▶ _YOUR INSTRUCTIONS_
Every record here should be printed again exactly.

▶ _SUPPLIED DATA_

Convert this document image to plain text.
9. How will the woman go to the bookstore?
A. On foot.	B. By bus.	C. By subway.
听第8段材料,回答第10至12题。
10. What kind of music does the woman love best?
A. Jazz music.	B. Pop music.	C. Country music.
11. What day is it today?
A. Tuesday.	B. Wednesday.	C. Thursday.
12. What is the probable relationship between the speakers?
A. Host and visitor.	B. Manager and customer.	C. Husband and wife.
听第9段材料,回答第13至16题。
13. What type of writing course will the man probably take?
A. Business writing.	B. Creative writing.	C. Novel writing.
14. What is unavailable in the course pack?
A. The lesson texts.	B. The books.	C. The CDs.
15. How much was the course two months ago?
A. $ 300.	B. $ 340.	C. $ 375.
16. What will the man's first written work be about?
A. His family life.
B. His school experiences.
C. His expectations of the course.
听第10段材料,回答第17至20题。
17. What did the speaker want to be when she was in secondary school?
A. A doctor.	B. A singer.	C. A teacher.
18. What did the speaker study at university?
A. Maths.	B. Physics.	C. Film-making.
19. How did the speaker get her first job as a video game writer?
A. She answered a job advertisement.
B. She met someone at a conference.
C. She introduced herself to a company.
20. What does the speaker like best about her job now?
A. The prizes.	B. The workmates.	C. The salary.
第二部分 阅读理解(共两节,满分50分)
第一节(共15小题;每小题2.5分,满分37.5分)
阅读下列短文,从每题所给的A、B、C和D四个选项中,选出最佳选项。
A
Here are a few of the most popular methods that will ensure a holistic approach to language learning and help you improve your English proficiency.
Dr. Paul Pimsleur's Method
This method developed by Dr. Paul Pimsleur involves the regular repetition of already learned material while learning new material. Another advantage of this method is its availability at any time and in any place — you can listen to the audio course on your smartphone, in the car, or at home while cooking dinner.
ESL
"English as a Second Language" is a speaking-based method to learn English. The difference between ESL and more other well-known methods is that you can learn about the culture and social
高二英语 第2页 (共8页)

▶ _ANSWER TO THIS TASK_
Convert this document image to plain text.
9. How will the woman go to the bookstore?
A. On foot.	B. By bus.	C. By subway.
听第8段材料,回答第10至12题。
10. What kind of music does the woman love best?
A. Jazz music.	B. Pop music.	C. Country music.
11. What day is it today?
A. Tuesday.	B. Wednesday.	C. Thursday.
12. What is the probable relationship between the speakers?
A. Host and visitor.	B. Manager and customer.	C. Husband and wife.
听第9段材料,回答第13至16题。
13. What type of writing course will the man probably take?
A. Business writing.	B. Creative writing.	C. Novel writing.
14. What is unavailable in the course pack?
A. The lesson texts.	B. The books.	C. The CDs.
15. How much was the course two months ago?
A. $ 300.	B. $ 340.	C. $ 375.
16. What will the man's first written work be about?
A. His family life.
B. His school experiences.
C. His expectations of the course.
听第10段材料,回答第17至20题。
17. What did the speaker want to be when she was in secondary school?
A. A doctor.	B. A singer.	C. A teacher.
18. What did the speaker study at university?
A. Maths.	B. Physics.	C. Film-making.
19. How did the speaker get her first job as a video game writer?
A. She answered a job advertisement.
B. She met someone at a conference.
C. She introduced herself to a company.
20. What does the speaker like best about her job now?
A. The prizes.	B. The workmates.	C. The salary.
第二部分 阅读理解(共两节,满分50分)
第一节(共15小题;每小题2.5分,满分37.5分)
阅读下列短文,从每题所给的A、B、C和D四个选项中,选出最佳选项。
A
Here are a few of the most popular methods that will ensure a holistic approach to language learning and help you improve your English proficiency.
Dr. Paul Pimsleur's Method
This method developed by Dr. Paul Pimsleur involves the regular repetition of already learned material while learning new material. Another advantage of this method is its availability at any time and in any place — you can listen to the audio course on your smartphone, in the car, or at home while cooking dinner.
ESL
"English as a Second Language" is a speaking-based method to learn English. The difference between ESL and more other well-known methods is that you can learn about the culture and social
高二英语 第2页 (共8页)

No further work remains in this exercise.